##### Materi latihan ini
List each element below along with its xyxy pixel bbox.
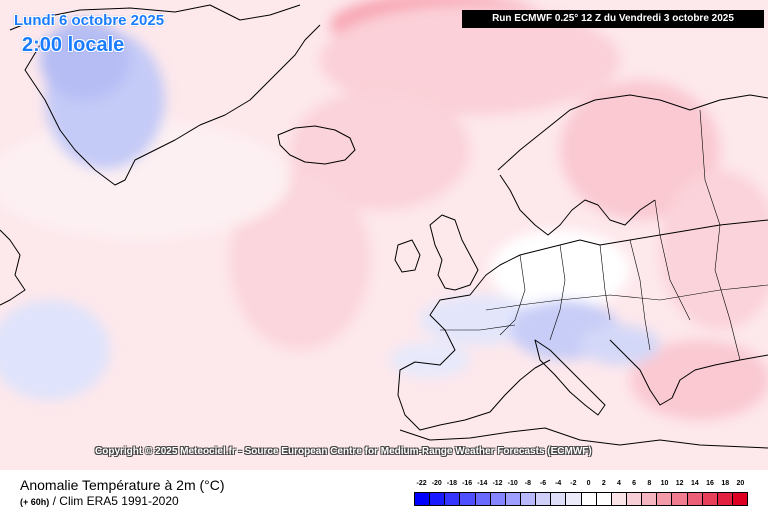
legend-swatch <box>460 493 476 505</box>
legend-swatch <box>445 493 461 505</box>
country-borders <box>440 109 768 361</box>
legend-swatch <box>430 493 446 505</box>
legend-tick-label: -12 <box>492 480 503 487</box>
legend-swatch <box>520 493 537 505</box>
scandinavia-coast <box>497 94 768 236</box>
legend-swatch <box>551 493 567 505</box>
legend-tick-label: 12 <box>675 480 684 487</box>
legend-swatch <box>490 493 506 505</box>
legend-swatch <box>566 493 582 505</box>
legend-swatch <box>611 493 627 505</box>
legend-swatch <box>626 493 643 505</box>
legend-tick-label: 0 <box>586 480 591 487</box>
legend-tick-label: -14 <box>477 480 488 487</box>
forecast-date: Lundi 6 octobre 2025 <box>14 12 165 29</box>
lead-time-label: (+ 60h) <box>20 497 50 507</box>
north-africa-coast <box>399 427 768 449</box>
legend-swatch <box>581 493 597 505</box>
legend-swatch <box>642 493 658 505</box>
legend-swatch <box>475 493 491 505</box>
europe-coast <box>397 219 768 431</box>
legend-tick-label: -10 <box>507 480 518 487</box>
legend-tick-label: 10 <box>660 480 669 487</box>
legend-tick-label: -16 <box>462 480 473 487</box>
color-scale-legend: -22 -20 -18 -16 -14 -12 -10 -8 -6 -4 -2 0 2 4 6 8 10 12 14… <box>414 480 748 510</box>
legend-swatch <box>415 493 431 505</box>
climatology-label: / Clim ERA5 1991-2020 <box>52 494 179 508</box>
legend-tick-label: 4 <box>617 480 621 487</box>
legend-swatch <box>702 493 718 505</box>
forecast-time: 2:00 locale <box>22 34 125 56</box>
coastlines <box>0 4 768 449</box>
legend-swatch <box>505 493 521 505</box>
legend-swatch <box>732 493 748 505</box>
legend-tick-label: 2 <box>601 480 606 487</box>
british-isles-coast <box>429 214 479 291</box>
legend-swatch <box>687 493 703 505</box>
legend-tick-label: -6 <box>539 480 547 487</box>
legend-tick-label: 18 <box>721 480 730 487</box>
legend-tick-label: -4 <box>555 480 562 487</box>
legend-tick-label: -20 <box>431 480 442 487</box>
legend-tick-label: -22 <box>416 480 427 487</box>
legend-swatch <box>536 493 552 505</box>
legend-tick-label: 6 <box>632 480 637 487</box>
greenland-coast <box>9 4 321 186</box>
legend-tick-label: 16 <box>706 480 714 487</box>
legend-tick-label: 20 <box>736 480 745 487</box>
legend-tick-label: -2 <box>570 480 577 487</box>
legend-tick-labels: -22 -20 -18 -16 -14 -12 -10 -8 -6 -4 -2 0 2 4 6 8 10 12 14… <box>414 480 748 490</box>
temperature-anomaly-map <box>0 0 768 470</box>
legend-swatch <box>672 493 688 505</box>
legend-tick-label: 8 <box>647 480 652 487</box>
italy-coast <box>534 339 606 416</box>
legend-tick-label: -18 <box>446 480 458 487</box>
iceland-coast <box>277 125 356 165</box>
climatology-subtitle: (+ 60h) / Clim ERA5 1991-2020 <box>20 494 179 508</box>
legend-swatches <box>414 492 748 506</box>
legend-tick-label: -8 <box>524 480 531 487</box>
legend-swatch <box>717 493 733 505</box>
legend-tick-label: 14 <box>690 480 699 487</box>
run-info-banner: Run ECMWF 0.25° 12 Z du Vendredi 3 octob… <box>462 10 764 28</box>
copyright-notice: Copyright © 2025 Meteociel.fr - Source E… <box>95 446 592 457</box>
variable-title: Anomalie Température à 2m (°C) <box>20 477 225 493</box>
legend-swatch <box>596 493 612 505</box>
legend-swatch <box>657 493 673 505</box>
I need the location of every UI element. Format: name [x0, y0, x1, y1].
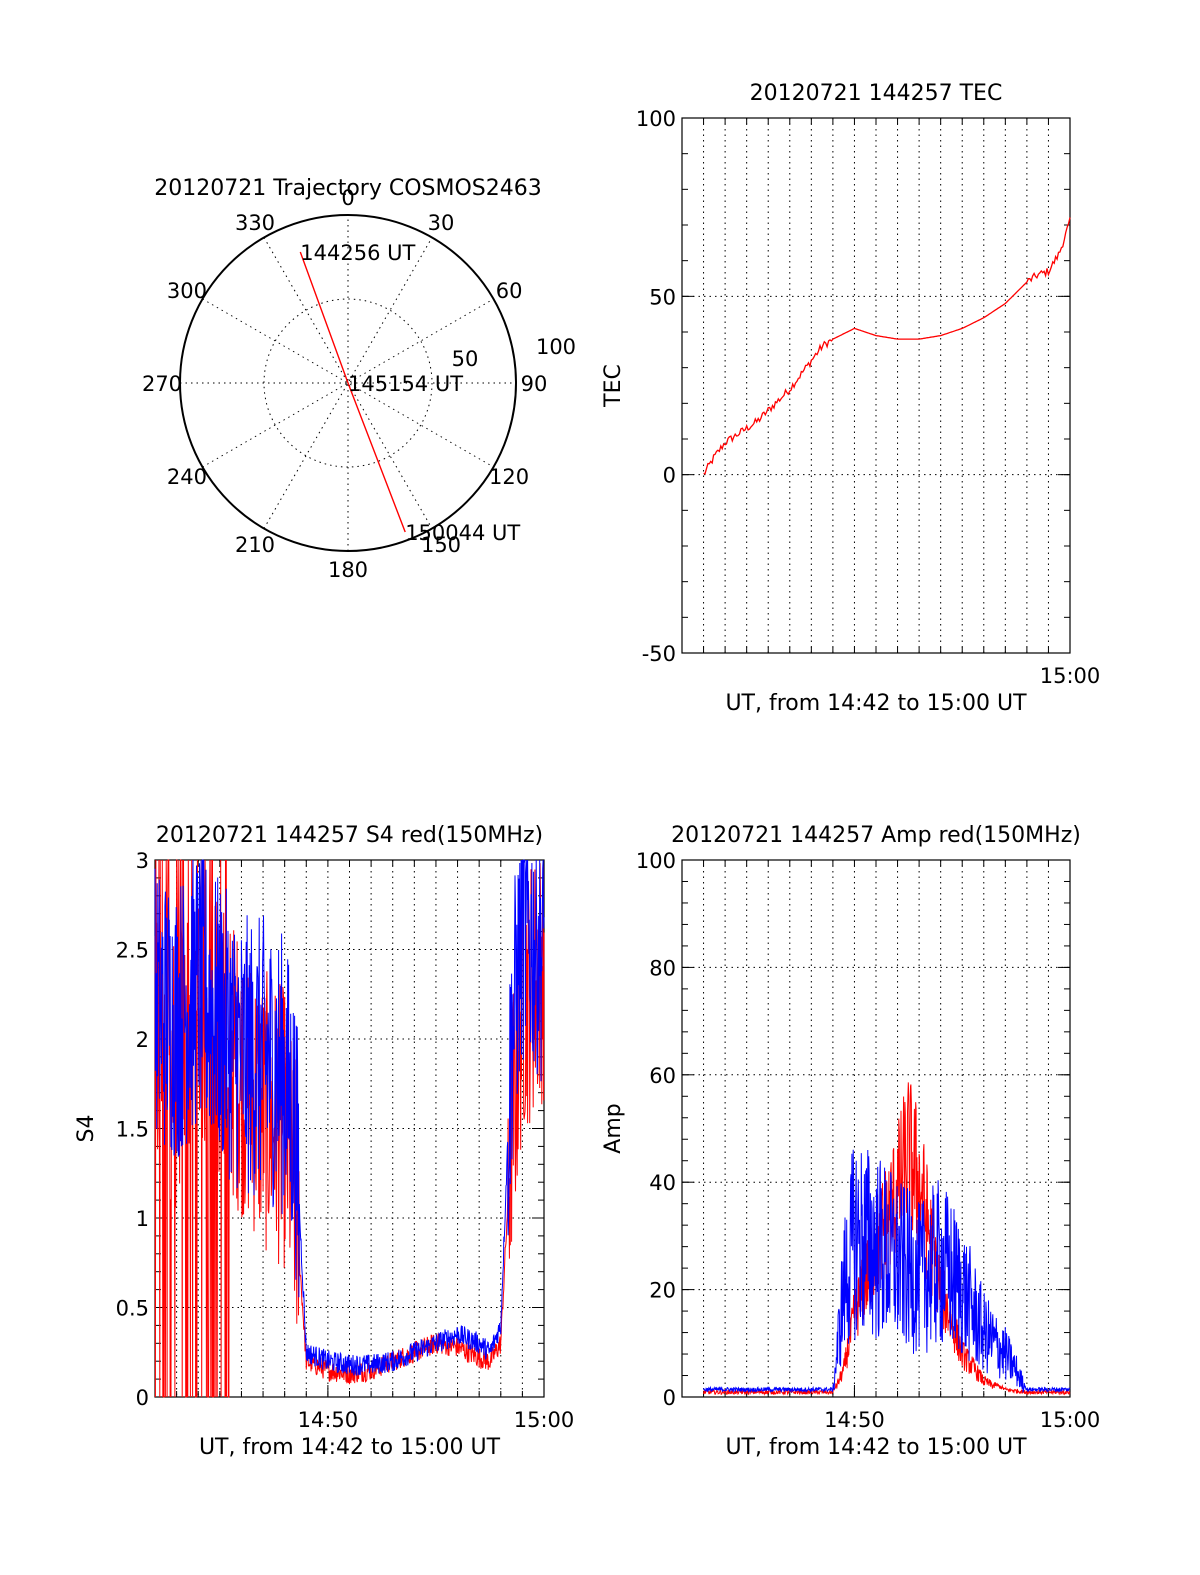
x-tick-label: 14:50 [298, 1408, 359, 1432]
y-tick-label: 100 [636, 849, 676, 873]
y-tick-label: 3 [136, 849, 149, 873]
angle-label: 180 [328, 558, 368, 582]
x-axis-label: UT, from 14:42 to 15:00 UT [725, 1435, 1027, 1460]
y-tick-label: 0.5 [116, 1297, 149, 1321]
angle-label: 300 [167, 279, 207, 303]
x-axis-label: UT, from 14:42 to 15:00 UT [199, 1435, 501, 1460]
x-tick-label: 15:00 [1040, 664, 1101, 688]
y-tick-label: 100 [636, 107, 676, 131]
y-tick-label: 2 [136, 1028, 149, 1052]
y-tick-label: 2.5 [116, 939, 149, 963]
angle-label: 90 [521, 372, 548, 396]
s4-chart-series-blue [154, 859, 545, 1376]
y-tick-label: 80 [649, 956, 676, 980]
angle-label: 30 [428, 211, 455, 235]
inner-ring-grid [263, 298, 433, 468]
angle-label: 120 [489, 465, 529, 489]
y-tick-label: 0 [663, 1386, 676, 1410]
angle-label: 240 [167, 465, 207, 489]
chart-title: 20120721 144257 S4 red(150MHz) [156, 823, 543, 848]
chart-title: 20120721 144257 Amp red(150MHz) [671, 823, 1081, 848]
amp-chart-series-red [703, 1082, 1071, 1396]
y-tick-label: 60 [649, 1064, 676, 1088]
track-time-label: 144256 UT [300, 241, 415, 265]
x-tick-label: 15:00 [514, 1408, 575, 1432]
track-time-label: 150044 UT [405, 521, 520, 545]
y-tick-label: 0 [136, 1386, 149, 1410]
plot-frame [681, 117, 1071, 654]
s4-chart: 0 0.5 1 1.5 2 2.5 3 14:50 15:00 20120721 144257 S… [74, 823, 574, 1460]
y-axis-label: TEC [601, 364, 626, 408]
amp-chart: 0 20 40 60 80 100 14:50 15:00 20120721 144257 Am… [601, 823, 1100, 1460]
y-tick-label: 20 [649, 1279, 676, 1303]
y-axis-label: Amp [601, 1103, 626, 1153]
tec-chart: -50 0 50 100 15:00 20120721 144257 TEC UT, fro… [601, 81, 1100, 716]
x-tick-label: 15:00 [1040, 1408, 1101, 1432]
spoke-grid [202, 298, 494, 468]
angle-label: 270 [142, 372, 182, 396]
y-tick-label: 0 [663, 464, 676, 488]
plot-frame [681, 859, 1071, 1398]
y-tick-label: 40 [649, 1171, 676, 1195]
y-tick-label: 50 [649, 285, 676, 309]
radius-label: 100 [536, 335, 576, 359]
track-time-label: 145154 UT [348, 372, 463, 396]
spoke-grid [263, 237, 433, 529]
y-tick-label: 1 [136, 1207, 149, 1231]
angle-label: 210 [235, 533, 275, 557]
angle-label: 150 [421, 533, 461, 557]
x-tick-label: 14:50 [824, 1408, 885, 1432]
chart-title: 20120721 Trajectory COSMOS2463 [154, 176, 541, 201]
angle-label: 60 [496, 279, 523, 303]
x-axis-label: UT, from 14:42 to 15:00 UT [725, 691, 1027, 716]
y-tick-label: 1.5 [116, 1118, 149, 1142]
angle-label: 0 [341, 186, 354, 210]
amp-chart-series-blue [703, 1149, 1071, 1394]
spoke-grid [263, 237, 433, 529]
y-tick-label: -50 [642, 642, 676, 666]
spoke-grid [202, 298, 494, 468]
trajectory-line [299, 251, 406, 533]
tec-series-line [703, 217, 1071, 475]
chart-title: 20120721 144257 TEC [750, 81, 1003, 106]
angle-label: 330 [235, 211, 275, 235]
radius-label: 50 [452, 347, 479, 371]
y-axis-label: S4 [74, 1115, 99, 1143]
##########
* Tugas latihan:
Bisakah Anda menyalin ulang tanpa perubahan baris-baris materi di atas, mulai dari baris yang memuat "x-tick-label: 14:50 [298, 1408, 359, 1432]" hingga baris yang memuat "chart-title: 20120721 144257 Amp", dengan kedua baris itu ikut disalin?

* Jawaban berikut:
x-tick-label: 14:50 [298, 1408, 359, 1432]
y-tick-label: 100 [636, 849, 676, 873]
y-tick-label: 3 [136, 849, 149, 873]
angle-label: 180 [328, 558, 368, 582]
x-axis-label: UT, from 14:42 to 15:00 UT [725, 1435, 1027, 1460]
y-tick-label: 0.5 [116, 1297, 149, 1321]
angle-label: 300 [167, 279, 207, 303]
x-axis-label: UT, from 14:42 to 15:00 UT [199, 1435, 501, 1460]
x-tick-label: 15:00 [1040, 664, 1101, 688]
y-tick-label: 100 [636, 107, 676, 131]
y-tick-label: 2 [136, 1028, 149, 1052]
y-tick-label: 2.5 [116, 939, 149, 963]
angle-label: 90 [521, 372, 548, 396]
s4-chart-series-blue [154, 859, 545, 1376]
y-tick-label: 80 [649, 956, 676, 980]
angle-label: 30 [428, 211, 455, 235]
inner-ring-grid [263, 298, 433, 468]
angle-label: 120 [489, 465, 529, 489]
y-tick-label: 0 [663, 1386, 676, 1410]
angle-label: 240 [167, 465, 207, 489]
chart-title: 20120721 144257 S4 red(150MHz) [156, 823, 543, 848]
chart-title: 20120721 144257 Amp red(150MHz) [671, 823, 1081, 848]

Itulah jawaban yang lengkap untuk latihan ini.